TEXT SECTION:
________________________________________

Since the team was quite small, we could easily consent on new practices, apply creative approaches, devote time to refactoring whenever we felt that a tech debt grows. It was so handy and convenient for me that I got used to the idea that this is it. This is the way people do things. This is the life of an ordinary ruby developer.

But the good cannot last forever and I was transferred to another project for a few months. And I must admit, it affected me quite sobering.

The new application was a pretty old monolith with a huge amount of legacy code. The team consisted of more than 20 developers, and this does not include QAs, PMs, POs, BIs, etc. They are all good people with a solid tech knowledge. They had a fine idea of the system as a whole. Yet when it came down to the details — nobody knew anything. I mean, nobody really knew why this or that specific decision was made. Why this service is stored in this directory, while a similar one is stored elsewhere. Why the same problem is solved by 3 different classes in different places. No naming conventions. Chaotic folders structure, while some services are stored in the /lib dir, the others are defined as nested classes, some are placed together with models, others are in the /services dir. Crazy after_save callbacks with external API calls right in the AR models. The Gemfile included dozens of gems, some of them were not even used in the app. Business logic smeared evenly on models, controllers, views, services, helpers, with significant interspersed in JQuery based scripts. Lots of heavy DB requests on each page with extra joins and unnecessary data load. Multiple package managers and significant frontend build times. And much more. Or, in other words, everyone knew the answer to any of these, and the answer to any question was: it’s like this because it’s legacy.

________________________________________

TASKS:
1. Answer these questions about the passage on the legacy monolith:
(a) How many developers were on the team of the new application?
(b) Besides the /services dir, what other directory held some of the services?
(c) What answer did everyone give to any question about the code?
2. Please pick up the passage about the legacy monolith after its final sentence and continue it.

Region and label listings:
________________________________________

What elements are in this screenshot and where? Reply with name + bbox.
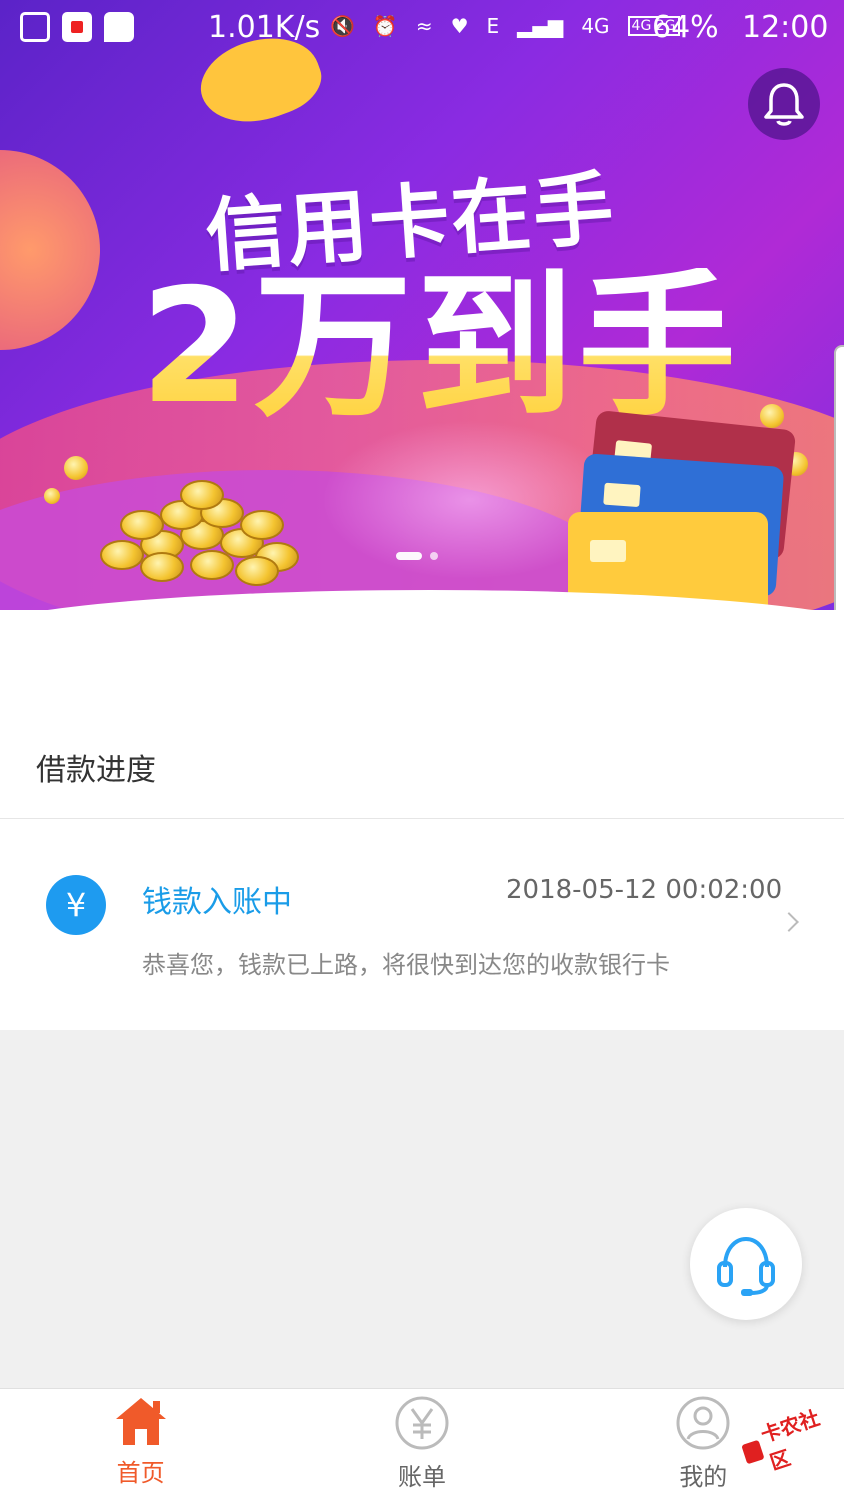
carousel-dot: [430, 552, 438, 560]
yen-icon: ¥: [46, 875, 106, 935]
nav-label-mine: 我的: [679, 1463, 728, 1491]
home-icon: [115, 1398, 166, 1445]
network-type-4g: 4G: [581, 14, 610, 38]
promo-banner[interactable]: 信用卡在手 2万到手 1.01K/s 🔇 ⏰ ≈ ♥ E ▂▄▆ 4G 4G 2…: [0, 0, 844, 620]
banner-subheadline: 2万到手: [140, 255, 740, 439]
status-bar: 1.01K/s 🔇 ⏰ ≈ ♥ E ▂▄▆ 4G 4G 2G 64% 12:00: [0, 0, 844, 60]
progress-status-title: 钱款入账中: [142, 885, 292, 920]
shopping-bag-icon: [20, 12, 50, 42]
battery-level: 64%: [652, 10, 719, 45]
wifi-icon: ≈: [415, 14, 433, 38]
customer-service-button[interactable]: [690, 1208, 802, 1320]
coin-icon: [64, 456, 88, 480]
progress-timestamp: 2018-05-12 00:02:00: [506, 875, 783, 905]
chevron-right-icon: [779, 912, 799, 932]
nav-label-bills: 账单: [397, 1463, 446, 1491]
vibrate-mute-icon: 🔇: [330, 14, 355, 38]
alarm-icon: ⏰: [372, 14, 398, 38]
nav-label-home: 首页: [116, 1459, 165, 1487]
nav-item-bills[interactable]: 账单: [281, 1389, 562, 1500]
credit-cards-illustration: [560, 409, 797, 620]
clock: 12:00: [742, 10, 829, 45]
loan-progress-item[interactable]: ¥ 钱款入账中 2018-05-12 00:02:00 恭喜您，钱款已上路，将很…: [0, 819, 844, 1029]
loan-progress-section: 借款进度 ¥ 钱款入账中 2018-05-12 00:02:00 恭喜您，钱款已…: [0, 610, 844, 1030]
message-icon: [104, 12, 134, 42]
notification-bell-button[interactable]: [748, 68, 820, 140]
app-notification-icon: [62, 12, 92, 42]
gold-coins-illustration: [90, 480, 310, 590]
carousel-dot-active: [396, 552, 422, 560]
user-icon: [676, 1396, 730, 1450]
edge-panel-handle[interactable]: [834, 345, 844, 630]
progress-description: 恭喜您，钱款已上路，将很快到达您的收款银行卡: [142, 951, 670, 979]
carousel-indicator: [396, 552, 438, 560]
heart-app-icon: ♥: [450, 14, 469, 38]
bell-icon: [764, 83, 804, 126]
network-type-e: E: [486, 14, 500, 38]
bottom-navigation: 首页 账单 我的: [0, 1388, 844, 1500]
coin-icon: [44, 488, 60, 504]
yen-icon: [395, 1396, 449, 1450]
nav-item-home[interactable]: 首页: [0, 1389, 281, 1500]
section-title: 借款进度: [36, 753, 156, 788]
headset-icon: [717, 1236, 775, 1296]
network-speed: 1.01K/s: [208, 10, 321, 45]
banner-blob: [0, 150, 100, 350]
signal-icon: ▂▄▆: [517, 14, 564, 38]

________________________________________

WRITTEN ANSWERS:
1.
(a) More than 20.
(b) The /lib dir.
(c) It's like this because it's legacy.

2.
But that’s not bad, after all these are classic problems of many legacy apps. Everyone agreed that the technical debt is huge and it needs to be addressed at some point. Yet the main c-level technical guys were mostly focused on new contracts and implementing new parts of the system. The usual day-to-day tech debt was placed under the responsibility of the whole team. The team has a few team leads and so they should deal with it somehow. Yet it didn’t help and in this direction there was nearly no work at all (well, except some cosmetic minor improvements, but that doesn’t count). One of the main reasons why we didn’t do anything — first, we should agree on what to do, what to start from, and what’s the way we’d like to stick to, to standardize our approaches. And in such a big team it’s nearly impossible to agree on anything. There always was some kind of push back to any idea, and even in case a suggestion is minor and everyone does not mind, there was no active support (only ActiveSupport was there hehe) and all proposals inevitably drowned at the bottom of JIRA backlog.

In any case, it is a very rewarding experience to plunge into for a short while. I made a lot of conclusions for myself. And one of them is that it’s much easier to prevent the system from chaotic crawling into random and sometimes mind-blowing code constructions than to try to reorganize it at the later stages. And the other one, is that some developers could all their lives work in this fusion-style-chaotic systems, and never even see that there is another way to work on a production application. I’ve seen the “another way”, so I’m a lucky one (yay).

With this being said, now I’d like to share the way how I personally like to organize code in a Rails app.

Let’s start from the classic confrontation of /app vs /lib folder.

The /app folder contains all the stuff that belong to the business logic. We’ll get back to it later.

The /lib folder, in theory, should contain the code that later could be packaged as gems. But in the real world I usually do not know in advance, which part of the app’s code is going to be good enough to be decoupled to become a gem. So this problem is solved by the fact that I store nothing in the /lib folder. Okay, okay, almost nothing.

So, in my case, /lib folder contains rake tasks and another subfolder called developer. This one is rather specific, and not all apps need this. It stores certain media and text files which I’m using in dev-env to conveniently test different kinds of processing.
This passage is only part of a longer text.